Your task is to gather the lines below that hold the string "guardapolvo".

::::::::

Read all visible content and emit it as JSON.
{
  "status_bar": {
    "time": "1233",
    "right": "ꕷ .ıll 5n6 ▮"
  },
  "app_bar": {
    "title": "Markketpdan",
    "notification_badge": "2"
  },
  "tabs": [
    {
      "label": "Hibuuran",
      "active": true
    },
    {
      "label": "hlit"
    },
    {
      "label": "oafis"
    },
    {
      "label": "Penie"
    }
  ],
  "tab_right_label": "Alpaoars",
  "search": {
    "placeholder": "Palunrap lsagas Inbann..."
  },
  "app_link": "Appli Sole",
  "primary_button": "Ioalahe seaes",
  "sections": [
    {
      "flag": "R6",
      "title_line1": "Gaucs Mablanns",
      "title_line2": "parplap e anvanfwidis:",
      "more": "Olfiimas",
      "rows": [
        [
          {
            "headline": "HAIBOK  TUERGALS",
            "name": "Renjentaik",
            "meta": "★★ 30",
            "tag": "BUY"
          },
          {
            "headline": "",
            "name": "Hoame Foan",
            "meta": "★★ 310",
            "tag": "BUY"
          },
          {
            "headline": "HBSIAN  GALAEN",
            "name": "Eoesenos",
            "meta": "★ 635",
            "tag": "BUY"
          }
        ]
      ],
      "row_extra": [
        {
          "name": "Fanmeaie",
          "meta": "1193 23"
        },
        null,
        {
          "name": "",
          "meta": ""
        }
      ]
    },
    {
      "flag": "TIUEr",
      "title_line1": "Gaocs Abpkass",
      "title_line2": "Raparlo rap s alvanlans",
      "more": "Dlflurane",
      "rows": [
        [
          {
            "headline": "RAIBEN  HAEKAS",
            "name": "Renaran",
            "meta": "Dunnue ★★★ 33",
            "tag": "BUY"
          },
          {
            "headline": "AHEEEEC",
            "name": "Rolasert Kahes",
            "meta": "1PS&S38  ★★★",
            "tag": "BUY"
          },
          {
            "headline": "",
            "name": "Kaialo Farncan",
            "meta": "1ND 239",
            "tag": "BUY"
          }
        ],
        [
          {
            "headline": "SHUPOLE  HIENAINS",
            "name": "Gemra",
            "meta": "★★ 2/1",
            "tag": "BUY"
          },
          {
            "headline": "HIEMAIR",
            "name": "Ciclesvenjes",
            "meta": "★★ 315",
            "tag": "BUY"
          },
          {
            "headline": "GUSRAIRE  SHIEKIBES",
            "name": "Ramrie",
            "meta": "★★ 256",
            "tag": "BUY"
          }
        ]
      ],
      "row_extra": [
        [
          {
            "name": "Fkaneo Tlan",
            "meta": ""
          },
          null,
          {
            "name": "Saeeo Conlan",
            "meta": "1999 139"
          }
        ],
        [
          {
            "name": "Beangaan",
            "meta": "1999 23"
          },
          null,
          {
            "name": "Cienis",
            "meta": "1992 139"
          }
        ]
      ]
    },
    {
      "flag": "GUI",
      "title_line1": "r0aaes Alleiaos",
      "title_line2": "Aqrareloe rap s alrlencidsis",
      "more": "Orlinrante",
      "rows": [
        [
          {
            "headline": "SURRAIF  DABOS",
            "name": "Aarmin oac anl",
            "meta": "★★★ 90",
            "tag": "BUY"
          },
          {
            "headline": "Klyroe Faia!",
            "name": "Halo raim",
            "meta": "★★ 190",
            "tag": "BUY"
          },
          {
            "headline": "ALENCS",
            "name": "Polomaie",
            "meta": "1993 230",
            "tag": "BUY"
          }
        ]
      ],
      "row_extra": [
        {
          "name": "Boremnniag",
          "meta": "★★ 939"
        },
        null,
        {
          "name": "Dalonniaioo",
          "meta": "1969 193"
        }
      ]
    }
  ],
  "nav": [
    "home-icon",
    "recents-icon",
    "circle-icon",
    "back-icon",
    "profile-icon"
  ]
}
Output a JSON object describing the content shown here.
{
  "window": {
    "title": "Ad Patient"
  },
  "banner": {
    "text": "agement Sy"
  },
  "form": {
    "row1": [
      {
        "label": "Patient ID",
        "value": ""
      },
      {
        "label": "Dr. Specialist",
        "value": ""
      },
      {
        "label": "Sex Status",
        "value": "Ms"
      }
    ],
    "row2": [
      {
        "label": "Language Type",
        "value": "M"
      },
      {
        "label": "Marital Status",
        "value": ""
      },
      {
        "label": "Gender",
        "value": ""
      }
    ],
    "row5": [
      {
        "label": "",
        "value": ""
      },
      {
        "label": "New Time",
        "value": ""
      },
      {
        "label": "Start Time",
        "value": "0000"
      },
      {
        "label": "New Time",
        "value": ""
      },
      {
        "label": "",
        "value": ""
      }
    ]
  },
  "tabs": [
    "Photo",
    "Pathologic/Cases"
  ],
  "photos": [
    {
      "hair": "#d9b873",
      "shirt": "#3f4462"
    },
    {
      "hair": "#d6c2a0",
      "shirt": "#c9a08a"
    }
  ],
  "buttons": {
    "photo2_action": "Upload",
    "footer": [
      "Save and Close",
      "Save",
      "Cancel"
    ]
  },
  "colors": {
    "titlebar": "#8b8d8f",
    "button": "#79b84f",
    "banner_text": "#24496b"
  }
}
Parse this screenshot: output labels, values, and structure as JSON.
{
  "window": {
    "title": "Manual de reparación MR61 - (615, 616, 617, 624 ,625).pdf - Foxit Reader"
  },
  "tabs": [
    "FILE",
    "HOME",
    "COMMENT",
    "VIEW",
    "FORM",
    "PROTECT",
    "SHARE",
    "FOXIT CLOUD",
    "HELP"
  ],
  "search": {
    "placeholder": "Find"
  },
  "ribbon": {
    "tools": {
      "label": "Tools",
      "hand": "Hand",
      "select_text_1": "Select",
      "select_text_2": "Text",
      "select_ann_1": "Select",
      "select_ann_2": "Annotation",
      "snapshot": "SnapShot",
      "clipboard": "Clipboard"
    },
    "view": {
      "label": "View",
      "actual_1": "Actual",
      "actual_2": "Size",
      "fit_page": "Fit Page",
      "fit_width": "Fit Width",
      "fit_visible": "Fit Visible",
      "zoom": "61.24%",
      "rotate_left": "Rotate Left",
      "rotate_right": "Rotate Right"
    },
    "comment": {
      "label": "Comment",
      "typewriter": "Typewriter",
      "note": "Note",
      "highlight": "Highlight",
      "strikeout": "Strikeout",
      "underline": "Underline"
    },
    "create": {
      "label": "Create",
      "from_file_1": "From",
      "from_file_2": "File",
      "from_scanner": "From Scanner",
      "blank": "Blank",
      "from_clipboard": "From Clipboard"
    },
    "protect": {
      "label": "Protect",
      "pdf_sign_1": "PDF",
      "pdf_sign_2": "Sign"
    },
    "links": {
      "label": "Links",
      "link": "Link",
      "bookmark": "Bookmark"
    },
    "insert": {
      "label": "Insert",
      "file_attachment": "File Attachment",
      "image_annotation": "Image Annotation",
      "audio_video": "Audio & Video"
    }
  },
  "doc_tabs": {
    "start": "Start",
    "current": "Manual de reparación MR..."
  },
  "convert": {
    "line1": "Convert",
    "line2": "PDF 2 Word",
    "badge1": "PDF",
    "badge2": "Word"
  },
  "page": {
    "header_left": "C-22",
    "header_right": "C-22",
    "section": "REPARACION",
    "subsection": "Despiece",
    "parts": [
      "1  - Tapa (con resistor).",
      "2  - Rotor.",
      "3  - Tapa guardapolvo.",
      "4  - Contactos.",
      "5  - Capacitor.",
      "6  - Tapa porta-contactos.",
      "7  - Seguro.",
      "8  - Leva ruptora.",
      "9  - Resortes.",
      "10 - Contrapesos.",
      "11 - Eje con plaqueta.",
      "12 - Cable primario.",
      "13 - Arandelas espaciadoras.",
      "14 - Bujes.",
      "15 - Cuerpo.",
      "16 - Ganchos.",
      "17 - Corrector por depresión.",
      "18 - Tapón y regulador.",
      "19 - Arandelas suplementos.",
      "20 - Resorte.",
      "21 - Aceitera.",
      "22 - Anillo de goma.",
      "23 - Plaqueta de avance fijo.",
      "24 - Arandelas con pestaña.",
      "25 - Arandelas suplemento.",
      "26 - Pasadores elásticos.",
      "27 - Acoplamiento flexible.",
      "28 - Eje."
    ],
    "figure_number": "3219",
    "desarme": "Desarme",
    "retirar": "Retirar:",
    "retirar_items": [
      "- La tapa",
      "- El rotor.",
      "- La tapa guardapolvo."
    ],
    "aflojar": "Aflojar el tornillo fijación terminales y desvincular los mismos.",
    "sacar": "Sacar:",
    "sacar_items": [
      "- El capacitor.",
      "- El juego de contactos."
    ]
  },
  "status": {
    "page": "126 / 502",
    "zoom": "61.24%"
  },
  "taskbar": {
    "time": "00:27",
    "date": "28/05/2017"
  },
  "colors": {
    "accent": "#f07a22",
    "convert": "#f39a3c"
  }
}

::::::::

| SOLUTION TO THIS PROBLEM |
      "3  - Tapa guardapolvo.",
      "- La tapa guardapolvo."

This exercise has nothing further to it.